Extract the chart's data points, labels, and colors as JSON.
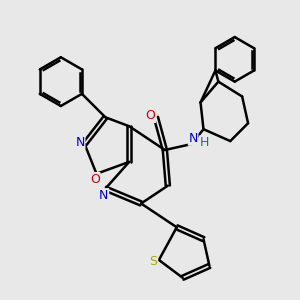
{
  "bg_color": "#e8e8e8",
  "atom_colors": {
    "C": "#000000",
    "N": "#0000cc",
    "O": "#cc0000",
    "S": "#aaaa00",
    "H": "#008080"
  },
  "bond_color": "#000000",
  "bond_width": 1.8
}
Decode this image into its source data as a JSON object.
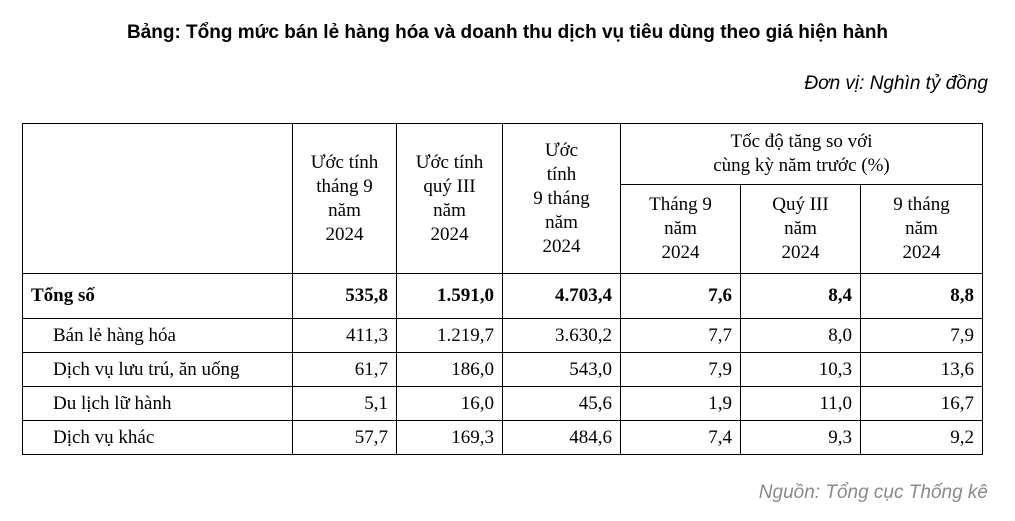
{
  "title": "Bảng: Tổng mức bán lẻ hàng hóa và doanh thu dịch vụ tiêu dùng theo giá hiện hành",
  "unit": "Đơn vị: Nghìn tỷ đồng",
  "source": "Nguồn: Tổng cục Thống kê",
  "table": {
    "headers": {
      "col1": [
        "Ước tính",
        "tháng 9",
        "năm",
        "2024"
      ],
      "col2": [
        "Ước tính",
        "quý III",
        "năm",
        "2024"
      ],
      "col3": [
        "Ước",
        "tính",
        "9 tháng",
        "năm",
        "2024"
      ],
      "growth_group": [
        "Tốc độ tăng so với",
        "cùng kỳ năm trước (%)"
      ],
      "g1": [
        "Tháng 9",
        "năm",
        "2024"
      ],
      "g2": [
        "Quý III",
        "năm",
        "2024"
      ],
      "g3": [
        "9 tháng",
        "năm",
        "2024"
      ]
    },
    "rows": [
      {
        "label": "Tổng số",
        "values": [
          "535,8",
          "1.591,0",
          "4.703,4",
          "7,6",
          "8,4",
          "8,8"
        ]
      },
      {
        "label": "Bán lẻ hàng hóa",
        "values": [
          "411,3",
          "1.219,7",
          "3.630,2",
          "7,7",
          "8,0",
          "7,9"
        ]
      },
      {
        "label": "Dịch vụ lưu trú, ăn uống",
        "values": [
          "61,7",
          "186,0",
          "543,0",
          "7,9",
          "10,3",
          "13,6"
        ]
      },
      {
        "label": "Du lịch lữ hành",
        "values": [
          "5,1",
          "16,0",
          "45,6",
          "1,9",
          "11,0",
          "16,7"
        ]
      },
      {
        "label": "Dịch vụ khác",
        "values": [
          "57,7",
          "169,3",
          "484,6",
          "7,4",
          "9,3",
          "9,2"
        ]
      }
    ]
  }
}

= = = = = = =

Objective.
Look through the data above. Each line containing the word "JSON" needs to be copied.

Result below.
Extract the chart's data points, labels, and colors as JSON.
Decode this image into its source data as a JSON object.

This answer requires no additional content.